**QUOTED PASSAGE**

[start]

Tag Archives: Louisiana

Poverty Point National Monument

Overview

Mound builders historically settled near major rivers, especially the Ohio and Mississippi, because the floodplains provided fertile soil for farming.  However, Poverty Point was settled 3,700 years ago by hunter-gatherers so efficient they did not need agriculture to provide leisure time.  They built a city with a population estimated at 1,500 along Bayou Macon in northeast Louisiana. 

Highlights

72-foot tall Mound A, film, tram tour

Must-Do Activity

A guided tram ride with a State Park ranger is included in your admission fee, which in addition to the film shown in the State Park visitor center is the best way to learn about this site.  The tram tour does not stop to allow visitors to climb Mound A, so you will have to return in your own vehicle.

[end]

**WHAT THIS EXERCISE ASKS**
(A) Write out the Poverty Point page from "Poverty Point National" up to and including "your own vehicle.".
(B) Answer these questions from the Poverty Point page:
(i) How many years ago was Poverty Point settled?
(ii) Along which bayou was the city built?
(iii) How tall is Mound A?
(C) Name every river or other waterway mentioned in the Poverty Point page.

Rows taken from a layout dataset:
[start]

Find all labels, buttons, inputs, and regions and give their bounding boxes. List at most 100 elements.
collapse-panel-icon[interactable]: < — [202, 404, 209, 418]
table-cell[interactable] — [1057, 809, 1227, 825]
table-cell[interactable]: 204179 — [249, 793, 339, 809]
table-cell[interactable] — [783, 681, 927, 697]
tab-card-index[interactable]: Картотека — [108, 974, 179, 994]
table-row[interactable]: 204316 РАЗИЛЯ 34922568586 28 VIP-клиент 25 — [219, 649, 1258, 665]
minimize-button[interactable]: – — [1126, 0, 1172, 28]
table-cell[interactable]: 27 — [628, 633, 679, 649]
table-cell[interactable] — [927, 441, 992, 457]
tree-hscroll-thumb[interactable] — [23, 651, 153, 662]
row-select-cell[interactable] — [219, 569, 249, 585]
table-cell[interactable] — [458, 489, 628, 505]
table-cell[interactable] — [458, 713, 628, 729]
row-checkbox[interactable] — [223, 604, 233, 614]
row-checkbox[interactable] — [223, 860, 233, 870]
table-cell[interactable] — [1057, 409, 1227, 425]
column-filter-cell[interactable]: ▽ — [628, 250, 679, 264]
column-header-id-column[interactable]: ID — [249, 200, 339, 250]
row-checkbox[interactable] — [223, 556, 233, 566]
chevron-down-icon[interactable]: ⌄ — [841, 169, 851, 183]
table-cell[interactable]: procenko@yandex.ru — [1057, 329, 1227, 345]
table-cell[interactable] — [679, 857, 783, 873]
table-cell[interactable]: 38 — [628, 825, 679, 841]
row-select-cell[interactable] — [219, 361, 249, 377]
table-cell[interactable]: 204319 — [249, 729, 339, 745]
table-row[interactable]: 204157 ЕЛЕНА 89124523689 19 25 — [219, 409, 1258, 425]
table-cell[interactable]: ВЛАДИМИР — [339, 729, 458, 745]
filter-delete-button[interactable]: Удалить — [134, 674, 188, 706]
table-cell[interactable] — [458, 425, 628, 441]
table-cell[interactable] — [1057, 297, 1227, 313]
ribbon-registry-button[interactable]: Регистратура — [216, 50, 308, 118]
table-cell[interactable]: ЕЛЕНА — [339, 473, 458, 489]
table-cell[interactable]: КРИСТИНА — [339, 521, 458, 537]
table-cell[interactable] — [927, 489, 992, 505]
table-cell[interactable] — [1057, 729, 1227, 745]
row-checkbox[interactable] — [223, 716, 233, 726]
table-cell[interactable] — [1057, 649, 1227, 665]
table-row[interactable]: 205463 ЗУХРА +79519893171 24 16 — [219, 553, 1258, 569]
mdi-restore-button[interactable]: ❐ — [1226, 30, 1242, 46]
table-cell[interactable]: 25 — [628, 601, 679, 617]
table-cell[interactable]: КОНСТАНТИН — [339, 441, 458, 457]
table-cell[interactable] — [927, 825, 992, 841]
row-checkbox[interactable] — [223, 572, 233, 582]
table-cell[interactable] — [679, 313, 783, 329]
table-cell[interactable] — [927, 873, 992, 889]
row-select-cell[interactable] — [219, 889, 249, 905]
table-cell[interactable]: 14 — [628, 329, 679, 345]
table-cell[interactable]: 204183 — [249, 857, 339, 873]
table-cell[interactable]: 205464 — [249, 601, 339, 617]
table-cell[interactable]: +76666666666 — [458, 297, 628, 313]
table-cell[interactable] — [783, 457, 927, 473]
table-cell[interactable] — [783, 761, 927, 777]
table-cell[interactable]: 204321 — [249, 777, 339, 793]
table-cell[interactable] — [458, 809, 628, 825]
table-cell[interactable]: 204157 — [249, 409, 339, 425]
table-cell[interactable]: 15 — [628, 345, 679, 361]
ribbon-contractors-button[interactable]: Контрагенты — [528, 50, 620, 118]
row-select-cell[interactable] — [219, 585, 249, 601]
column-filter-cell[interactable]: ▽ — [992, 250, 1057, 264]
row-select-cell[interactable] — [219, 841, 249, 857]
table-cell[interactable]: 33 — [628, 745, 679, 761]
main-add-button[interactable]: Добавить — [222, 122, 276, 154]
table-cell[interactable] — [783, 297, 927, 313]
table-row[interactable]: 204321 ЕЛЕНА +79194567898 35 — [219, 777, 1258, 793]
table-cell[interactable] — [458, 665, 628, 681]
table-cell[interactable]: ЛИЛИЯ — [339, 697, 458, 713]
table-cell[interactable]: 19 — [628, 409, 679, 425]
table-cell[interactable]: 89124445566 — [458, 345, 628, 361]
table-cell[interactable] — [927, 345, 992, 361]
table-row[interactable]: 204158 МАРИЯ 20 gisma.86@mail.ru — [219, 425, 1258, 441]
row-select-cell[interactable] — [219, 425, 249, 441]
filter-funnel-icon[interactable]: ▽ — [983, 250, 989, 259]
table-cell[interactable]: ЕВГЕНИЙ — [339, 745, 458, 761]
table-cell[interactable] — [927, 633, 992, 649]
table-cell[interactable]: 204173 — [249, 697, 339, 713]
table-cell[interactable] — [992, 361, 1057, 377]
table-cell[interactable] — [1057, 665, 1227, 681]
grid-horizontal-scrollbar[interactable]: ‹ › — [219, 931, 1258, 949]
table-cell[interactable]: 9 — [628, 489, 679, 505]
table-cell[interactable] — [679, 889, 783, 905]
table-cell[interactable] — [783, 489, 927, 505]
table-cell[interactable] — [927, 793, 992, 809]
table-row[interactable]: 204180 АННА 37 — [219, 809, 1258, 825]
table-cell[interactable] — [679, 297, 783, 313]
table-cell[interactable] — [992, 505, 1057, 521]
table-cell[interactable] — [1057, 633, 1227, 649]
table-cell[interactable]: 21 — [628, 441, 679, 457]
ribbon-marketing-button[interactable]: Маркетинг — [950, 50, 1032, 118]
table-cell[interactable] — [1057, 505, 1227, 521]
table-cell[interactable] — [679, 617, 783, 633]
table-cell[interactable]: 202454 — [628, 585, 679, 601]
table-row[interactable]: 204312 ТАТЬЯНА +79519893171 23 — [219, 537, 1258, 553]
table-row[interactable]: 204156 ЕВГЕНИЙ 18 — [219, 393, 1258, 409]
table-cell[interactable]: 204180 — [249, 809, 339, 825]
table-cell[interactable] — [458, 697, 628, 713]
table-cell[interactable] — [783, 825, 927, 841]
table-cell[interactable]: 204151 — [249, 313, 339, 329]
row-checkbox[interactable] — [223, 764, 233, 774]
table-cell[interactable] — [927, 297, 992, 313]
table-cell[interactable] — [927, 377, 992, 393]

[end]

**OUTPUTS FOR THE TASKS**
(A)
Poverty Point National Monument

Overview

Mound builders historically settled near major rivers, especially the Ohio and Mississippi, because the floodplains provided fertile soil for farming.  However, Poverty Point was settled 3,700 years ago by hunter-gatherers so efficient they did not need agriculture to provide leisure time.  They built a city with a population estimated at 1,500 along Bayou Macon in northeast Louisiana. 

Highlights

72-foot tall Mound A, film, tram tour

Must-Do Activity

A guided tram ride with a State Park ranger is included in your admission fee, which in addition to the film shown in the State Park visitor center is the best way to learn about this site.  The tram tour does not stop to allow visitors to climb Mound A, so you will have to return in your own vehicle.

(B)
(i) 3,700 years ago
(ii) Bayou Macon
(iii) 72 feet

(C) Ohio, Mississippi, Bayou Macon